Pictures do not belong in your copy. Repeat all the other data exactly.

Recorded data
--- --- ---
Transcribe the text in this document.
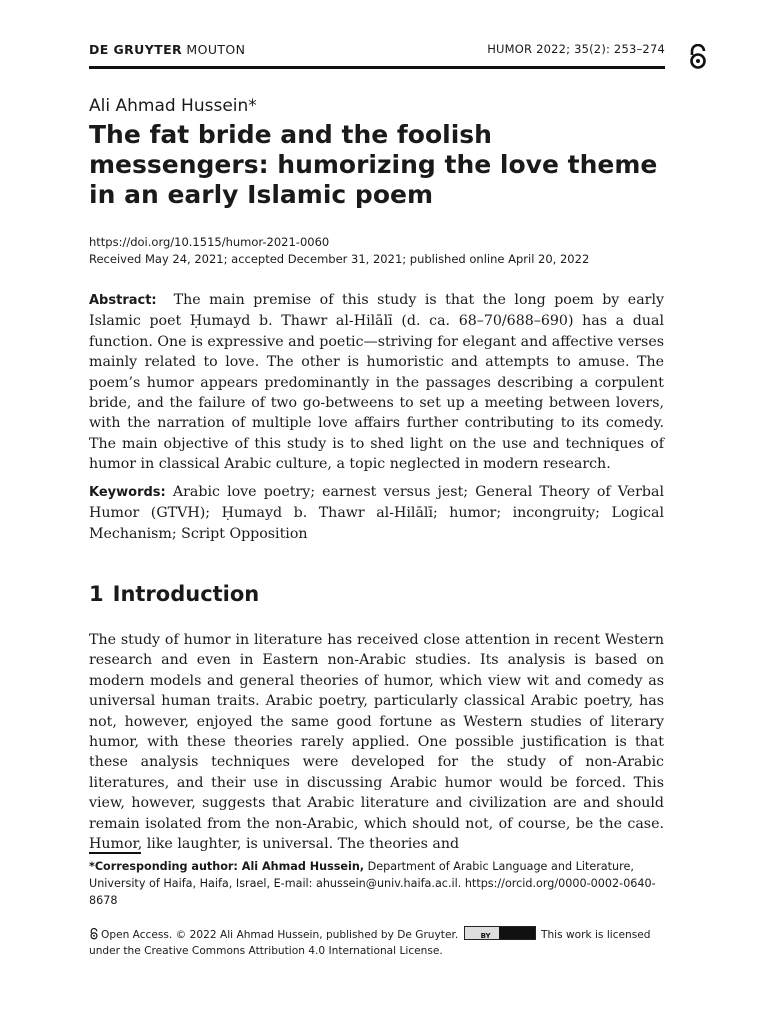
DE GRUYTER MOUTON	HUMOR 2022; 35(2): 253–274
Ali Ahmad Hussein*
The fat bride and the foolish messengers: humorizing the love theme in an early Islamic poem
https://doi.org/10.1515/humor-2021-0060
Received May 24, 2021; accepted December 31, 2021; published online April 20, 2022
Abstract: The main premise of this study is that the long poem by early Islamic poet Ḥumayd b. Thawr al-Hilālī (d. ca. 68–70/688–690) has a dual function. One is expressive and poetic—striving for elegant and affective verses mainly related to love. The other is humoristic and attempts to amuse. The poem’s humor appears predominantly in the passages describing a corpulent bride, and the failure of two go-betweens to set up a meeting between lovers, with the narration of multiple love affairs further contributing to its comedy. The main objective of this study is to shed light on the use and techniques of humor in classical Arabic culture, a topic neglected in modern research.
Keywords: Arabic love poetry; earnest versus jest; General Theory of Verbal Humor (GTVH); Ḥumayd b. Thawr al-Hilālī; humor; incongruity; Logical Mechanism; Script Opposition
1 Introduction
The study of humor in literature has received close attention in recent Western research and even in Eastern non-Arabic studies. Its analysis is based on modern models and general theories of humor, which view wit and comedy as universal human traits. Arabic poetry, particularly classical Arabic poetry, has not, however, enjoyed the same good fortune as Western studies of literary humor, with these theories rarely applied. One possible justification is that these analysis techniques were developed for the study of non-Arabic literatures, and their use in discussing Arabic humor would be forced. This view, however, suggests that Arabic literature and civilization are and should remain isolated from the non-Arabic, which should not, of course, be the case. Humor, like laughter, is universal. The theories and
*Corresponding author: Ali Ahmad Hussein, Department of Arabic Language and Literature, University of Haifa, Haifa, Israel, E-mail: ahussein@univ.haifa.ac.il. https://orcid.org/0000-0002-0640-8678
Open Access. © 2022 Ali Ahmad Hussein, published by De Gruyter.	BY	This work is licensed under the Creative Commons Attribution 4.0 International License.
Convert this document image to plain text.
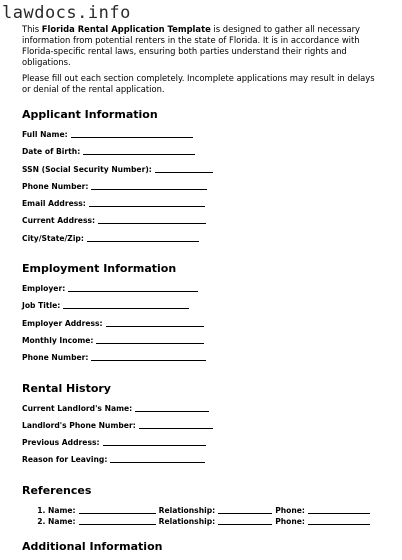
lawdocs.info

This Florida Rental Application Template is designed to gather all necessary information from potential renters in the state of Florida. It is in accordance with Florida-specific rental laws, ensuring both parties understand their rights and obligations.

Please fill out each section completely. Incomplete applications may result in delays or denial of the rental application.

Applicant Information
Full Name:
Date of Birth:
SSN (Social Security Number):
Phone Number:
Email Address:
Current Address:
City/State/Zip:
Employment Information
Employer:
Job Title:
Employer Address:
Monthly Income:
Phone Number:
Rental History
Current Landlord's Name:
Landlord's Phone Number:
Previous Address:
Reason for Leaving:
References
1. Name:	Relationship:	Phone:
2. Name:	Relationship:	Phone:
Additional Information
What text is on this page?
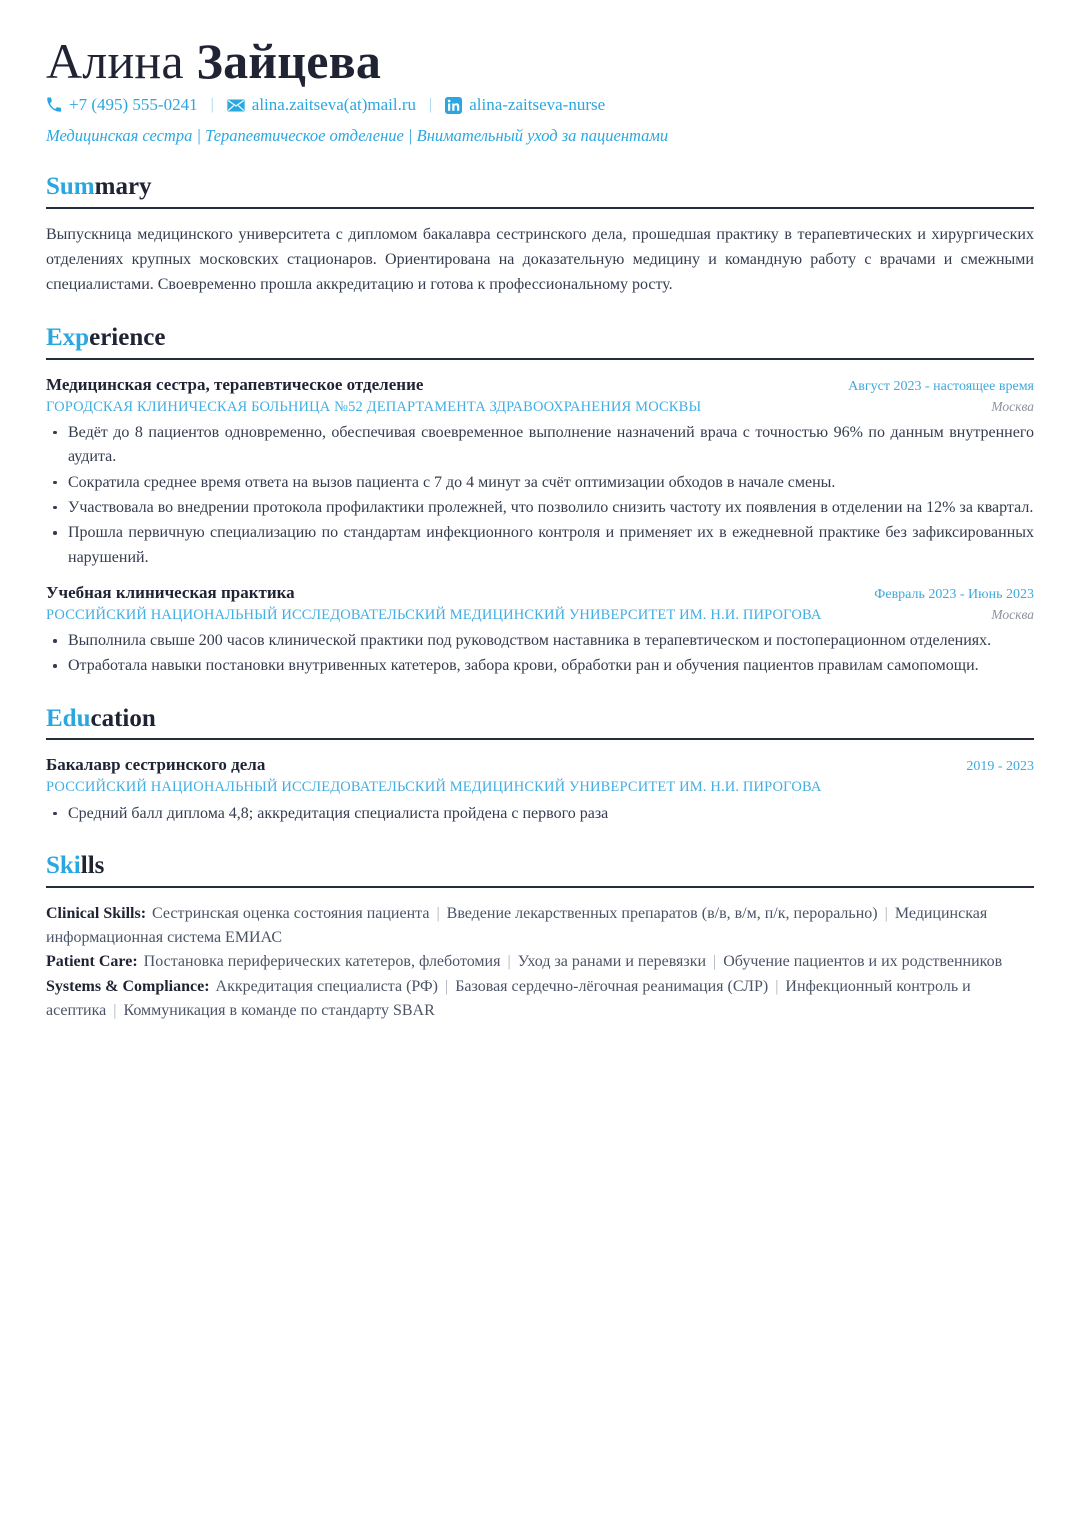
Алина Зайцева
+7 (495) 555-0241 |	alina.zaitseva(at)mail.ru |	alina-zaitseva-nurse
Медицинская сестра | Терапевтическое отделение | Внимательный уход за пациентами
Summary

Выпускница медицинского университета с дипломом бакалавра сестринского дела, прошедшая практику в терапевтических и хирургических отделениях крупных московских стационаров. Ориентирована на доказательную медицину и командную работу с врачами и смежными специалистами. Своевременно прошла аккредитацию и готова к профессиональному росту.

Experience
Медицинская сестра, терапевтическое отделение	Август 2023 - настоящее время
ГОРОДСКАЯ КЛИНИЧЕСКАЯ БОЛЬНИЦА №52 ДЕПАРТАМЕНТА ЗДРАВООХРАНЕНИЯ МОСКВЫ	Москва
Ведёт до 8 пациентов одновременно, обеспечивая своевременное выполнение назначений врача с точностью 96% по данным внутреннего аудита.
Сократила среднее время ответа на вызов пациента с 7 до 4 минут за счёт оптимизации обходов в начале смены.
Участвовала во внедрении протокола профилактики пролежней, что позволило снизить частоту их появления в отделении на 12% за квартал.
Прошла первичную специализацию по стандартам инфекционного контроля и применяет их в ежедневной практике без зафиксированных нарушений.
Учебная клиническая практика	Февраль 2023 - Июнь 2023
РОССИЙСКИЙ НАЦИОНАЛЬНЫЙ ИССЛЕДОВАТЕЛЬСКИЙ МЕДИЦИНСКИЙ УНИВЕРСИТЕТ ИМ. Н.И. ПИРОГОВА	Москва
Выполнила свыше 200 часов клинической практики под руководством наставника в терапевтическом и постоперационном отделениях.
Отработала навыки постановки внутривенных катетеров, забора крови, обработки ран и обучения пациентов правилам самопомощи.
Education
Бакалавр сестринского дела	2019 - 2023
РОССИЙСКИЙ НАЦИОНАЛЬНЫЙ ИССЛЕДОВАТЕЛЬСКИЙ МЕДИЦИНСКИЙ УНИВЕРСИТЕТ ИМ. Н.И. ПИРОГОВА
Средний балл диплома 4,8; аккредитация специалиста пройдена с первого раза
Skills

Clinical Skills: Сестринская оценка состояния пациента | Введение лекарственных препаратов (в/в, в/м, п/к, перорально) | Медицинская информационная система ЕМИАС

Patient Care: Постановка периферических катетеров, флеботомия | Уход за ранами и перевязки | Обучение пациентов и их родственников

Systems & Compliance: Аккредитация специалиста (РФ) | Базовая сердечно-лёгочная реанимация (СЛР) | Инфекционный контроль и асептика | Коммуникация в команде по стандарту SBAR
--- --- ---
__FINISHED TASK__.
Transcribe the text in this document.
DE GRUYTER MOUTON	HUMOR 2022; 35(2): 253–274
Ali Ahmad Hussein*
The fat bride and the foolish messengers: humorizing the love theme in an early Islamic poem
https://doi.org/10.1515/humor-2021-0060
Received May 24, 2021; accepted December 31, 2021; published online April 20, 2022
Abstract: The main premise of this study is that the long poem by early Islamic poet Ḥumayd b. Thawr al-Hilālī (d. ca. 68–70/688–690) has a dual function. One is expressive and poetic—striving for elegant and affective verses mainly related to love. The other is humoristic and attempts to amuse. The poem’s humor appears predominantly in the passages describing a corpulent bride, and the failure of two go-betweens to set up a meeting between lovers, with the narration of multiple love affairs further contributing to its comedy. The main objective of this study is to shed light on the use and techniques of humor in classical Arabic culture, a topic neglected in modern research.
Keywords: Arabic love poetry; earnest versus jest; General Theory of Verbal Humor (GTVH); Ḥumayd b. Thawr al-Hilālī; humor; incongruity; Logical Mechanism; Script Opposition
1 Introduction
The study of humor in literature has received close attention in recent Western research and even in Eastern non-Arabic studies. Its analysis is based on modern models and general theories of humor, which view wit and comedy as universal human traits. Arabic poetry, particularly classical Arabic poetry, has not, however, enjoyed the same good fortune as Western studies of literary humor, with these theories rarely applied. One possible justification is that these analysis techniques were developed for the study of non-Arabic literatures, and their use in discussing Arabic humor would be forced. This view, however, suggests that Arabic literature and civilization are and should remain isolated from the non-Arabic, which should not, of course, be the case. Humor, like laughter, is universal. The theories and
*Corresponding author: Ali Ahmad Hussein, Department of Arabic Language and Literature, University of Haifa, Haifa, Israel, E-mail: ahussein@univ.haifa.ac.il. https://orcid.org/0000-0002-0640-8678
Open Access. © 2022 Ali Ahmad Hussein, published by De Gruyter.	BY	This work is licensed under the Creative Commons Attribution 4.0 International License.
Convert this document image to plain text.
lawdocs.info

This Florida Rental Application Template is designed to gather all necessary information from potential renters in the state of Florida. It is in accordance with Florida-specific rental laws, ensuring both parties understand their rights and obligations.

Please fill out each section completely. Incomplete applications may result in delays or denial of the rental application.

Applicant Information
Full Name:
Date of Birth:
SSN (Social Security Number):
Phone Number:
Email Address:
Current Address:
City/State/Zip:
Employment Information
Employer:
Job Title:
Employer Address:
Monthly Income:
Phone Number:
Rental History
Current Landlord's Name:
Landlord's Phone Number:
Previous Address:
Reason for Leaving:
References
1. Name:	Relationship:	Phone:
2. Name:	Relationship:	Phone:
Additional Information
What text is on this page?
Алина Зайцева
+7 (495) 555-0241 |	alina.zaitseva(at)mail.ru |	alina-zaitseva-nurse
Медицинская сестра | Терапевтическое отделение | Внимательный уход за пациентами
Summary

Выпускница медицинского университета с дипломом бакалавра сестринского дела, прошедшая практику в терапевтических и хирургических отделениях крупных московских стационаров. Ориентирована на доказательную медицину и командную работу с врачами и смежными специалистами. Своевременно прошла аккредитацию и готова к профессиональному росту.

Experience
Медицинская сестра, терапевтическое отделение	Август 2023 - настоящее время
ГОРОДСКАЯ КЛИНИЧЕСКАЯ БОЛЬНИЦА №52 ДЕПАРТАМЕНТА ЗДРАВООХРАНЕНИЯ МОСКВЫ	Москва
Ведёт до 8 пациентов одновременно, обеспечивая своевременное выполнение назначений врача с точностью 96% по данным внутреннего аудита.
Сократила среднее время ответа на вызов пациента с 7 до 4 минут за счёт оптимизации обходов в начале смены.
Участвовала во внедрении протокола профилактики пролежней, что позволило снизить частоту их появления в отделении на 12% за квартал.
Прошла первичную специализацию по стандартам инфекционного контроля и применяет их в ежедневной практике без зафиксированных нарушений.
Учебная клиническая практика	Февраль 2023 - Июнь 2023
РОССИЙСКИЙ НАЦИОНАЛЬНЫЙ ИССЛЕДОВАТЕЛЬСКИЙ МЕДИЦИНСКИЙ УНИВЕРСИТЕТ ИМ. Н.И. ПИРОГОВА	Москва
Выполнила свыше 200 часов клинической практики под руководством наставника в терапевтическом и постоперационном отделениях.
Отработала навыки постановки внутривенных катетеров, забора крови, обработки ран и обучения пациентов правилам самопомощи.
Education
Бакалавр сестринского дела	2019 - 2023
РОССИЙСКИЙ НАЦИОНАЛЬНЫЙ ИССЛЕДОВАТЕЛЬСКИЙ МЕДИЦИНСКИЙ УНИВЕРСИТЕТ ИМ. Н.И. ПИРОГОВА
Средний балл диплома 4,8; аккредитация специалиста пройдена с первого раза
Skills

Clinical Skills: Сестринская оценка состояния пациента | Введение лекарственных препаратов (в/в, в/м, п/к, перорально) | Медицинская информационная система ЕМИАС

Patient Care: Постановка периферических катетеров, флеботомия | Уход за ранами и перевязки | Обучение пациентов и их родственников

Systems & Compliance: Аккредитация специалиста (РФ) | Базовая сердечно-лёгочная реанимация (СЛР) | Инфекционный контроль и асептика | Коммуникация в команде по стандарту SBAR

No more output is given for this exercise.